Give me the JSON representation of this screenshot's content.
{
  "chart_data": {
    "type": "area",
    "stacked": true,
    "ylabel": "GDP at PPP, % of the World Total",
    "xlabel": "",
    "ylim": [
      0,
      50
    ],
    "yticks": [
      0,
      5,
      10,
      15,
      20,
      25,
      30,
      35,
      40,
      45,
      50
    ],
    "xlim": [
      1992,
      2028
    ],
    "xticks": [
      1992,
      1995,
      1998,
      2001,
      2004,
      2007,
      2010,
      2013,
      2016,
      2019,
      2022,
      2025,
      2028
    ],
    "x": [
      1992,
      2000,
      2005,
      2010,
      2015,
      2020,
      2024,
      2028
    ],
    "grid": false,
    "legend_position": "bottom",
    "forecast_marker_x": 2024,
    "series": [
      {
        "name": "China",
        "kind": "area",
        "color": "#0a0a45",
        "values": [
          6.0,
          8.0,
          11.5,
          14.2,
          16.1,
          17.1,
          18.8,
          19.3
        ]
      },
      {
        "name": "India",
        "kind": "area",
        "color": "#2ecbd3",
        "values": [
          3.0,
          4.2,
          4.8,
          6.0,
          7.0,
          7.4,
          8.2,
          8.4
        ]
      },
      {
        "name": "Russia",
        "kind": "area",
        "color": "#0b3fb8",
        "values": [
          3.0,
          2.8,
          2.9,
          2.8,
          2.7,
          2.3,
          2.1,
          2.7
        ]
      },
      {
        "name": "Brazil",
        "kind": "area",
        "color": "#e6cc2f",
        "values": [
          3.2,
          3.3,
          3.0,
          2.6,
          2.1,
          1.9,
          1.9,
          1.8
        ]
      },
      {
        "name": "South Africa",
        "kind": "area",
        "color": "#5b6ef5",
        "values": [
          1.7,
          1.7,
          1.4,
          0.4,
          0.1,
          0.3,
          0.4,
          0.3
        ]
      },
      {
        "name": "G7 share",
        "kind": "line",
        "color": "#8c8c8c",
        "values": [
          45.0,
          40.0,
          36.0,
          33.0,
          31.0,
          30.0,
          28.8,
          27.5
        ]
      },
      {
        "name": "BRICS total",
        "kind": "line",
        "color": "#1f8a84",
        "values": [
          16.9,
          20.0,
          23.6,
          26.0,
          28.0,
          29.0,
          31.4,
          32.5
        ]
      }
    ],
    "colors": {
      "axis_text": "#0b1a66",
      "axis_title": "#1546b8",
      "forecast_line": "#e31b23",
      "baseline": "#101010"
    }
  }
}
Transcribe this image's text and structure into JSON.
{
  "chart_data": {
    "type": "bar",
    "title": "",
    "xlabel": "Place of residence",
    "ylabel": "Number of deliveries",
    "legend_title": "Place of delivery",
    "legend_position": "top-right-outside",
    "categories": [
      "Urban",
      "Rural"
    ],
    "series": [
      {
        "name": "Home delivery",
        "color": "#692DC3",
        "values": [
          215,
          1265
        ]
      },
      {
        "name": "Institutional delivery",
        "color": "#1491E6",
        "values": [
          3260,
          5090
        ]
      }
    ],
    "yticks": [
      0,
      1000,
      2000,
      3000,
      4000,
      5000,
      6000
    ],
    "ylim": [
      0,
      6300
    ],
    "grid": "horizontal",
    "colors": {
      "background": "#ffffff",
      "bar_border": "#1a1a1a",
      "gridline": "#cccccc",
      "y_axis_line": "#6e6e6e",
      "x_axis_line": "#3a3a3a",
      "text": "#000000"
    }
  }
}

* * * * * * *

Work to complete — Write out the full set of records exactly as given.

Task response —
Give me the JSON representation of this screenshot's content.
{
  "chart_data": {
    "type": "area",
    "stacked": true,
    "ylabel": "GDP at PPP, % of the World Total",
    "xlabel": "",
    "ylim": [
      0,
      50
    ],
    "yticks": [
      0,
      5,
      10,
      15,
      20,
      25,
      30,
      35,
      40,
      45,
      50
    ],
    "xlim": [
      1992,
      2028
    ],
    "xticks": [
      1992,
      1995,
      1998,
      2001,
      2004,
      2007,
      2010,
      2013,
      2016,
      2019,
      2022,
      2025,
      2028
    ],
    "x": [
      1992,
      2000,
      2005,
      2010,
      2015,
      2020,
      2024,
      2028
    ],
    "grid": false,
    "legend_position": "bottom",
    "forecast_marker_x": 2024,
    "series": [
      {
        "name": "China",
        "kind": "area",
        "color": "#0a0a45",
        "values": [
          6.0,
          8.0,
          11.5,
          14.2,
          16.1,
          17.1,
          18.8,
          19.3
        ]
      },
      {
        "name": "India",
        "kind": "area",
        "color": "#2ecbd3",
        "values": [
          3.0,
          4.2,
          4.8,
          6.0,
          7.0,
          7.4,
          8.2,
          8.4
        ]
      },
      {
        "name": "Russia",
        "kind": "area",
        "color": "#0b3fb8",
        "values": [
          3.0,
          2.8,
          2.9,
          2.8,
          2.7,
          2.3,
          2.1,
          2.7
        ]
      },
      {
        "name": "Brazil",
        "kind": "area",
        "color": "#e6cc2f",
        "values": [
          3.2,
          3.3,
          3.0,
          2.6,
          2.1,
          1.9,
          1.9,
          1.8
        ]
      },
      {
        "name": "South Africa",
        "kind": "area",
        "color": "#5b6ef5",
        "values": [
          1.7,
          1.7,
          1.4,
          0.4,
          0.1,
          0.3,
          0.4,
          0.3
        ]
      },
      {
        "name": "G7 share",
        "kind": "line",
        "color": "#8c8c8c",
        "values": [
          45.0,
          40.0,
          36.0,
          33.0,
          31.0,
          30.0,
          28.8,
          27.5
        ]
      },
      {
        "name": "BRICS total",
        "kind": "line",
        "color": "#1f8a84",
        "values": [
          16.9,
          20.0,
          23.6,
          26.0,
          28.0,
          29.0,
          31.4,
          32.5
        ]
      }
    ],
    "colors": {
      "axis_text": "#0b1a66",
      "axis_title": "#1546b8",
      "forecast_line": "#e31b23",
      "baseline": "#101010"
    }
  }
}
Transcribe this image's text and structure into JSON.
{
  "chart_data": {
    "type": "bar",
    "title": "",
    "xlabel": "Place of residence",
    "ylabel": "Number of deliveries",
    "legend_title": "Place of delivery",
    "legend_position": "top-right-outside",
    "categories": [
      "Urban",
      "Rural"
    ],
    "series": [
      {
        "name": "Home delivery",
        "color": "#692DC3",
        "values": [
          215,
          1265
        ]
      },
      {
        "name": "Institutional delivery",
        "color": "#1491E6",
        "values": [
          3260,
          5090
        ]
      }
    ],
    "yticks": [
      0,
      1000,
      2000,
      3000,
      4000,
      5000,
      6000
    ],
    "ylim": [
      0,
      6300
    ],
    "grid": "horizontal",
    "colors": {
      "background": "#ffffff",
      "bar_border": "#1a1a1a",
      "gridline": "#cccccc",
      "y_axis_line": "#6e6e6e",
      "x_axis_line": "#3a3a3a",
      "text": "#000000"
    }
  }
}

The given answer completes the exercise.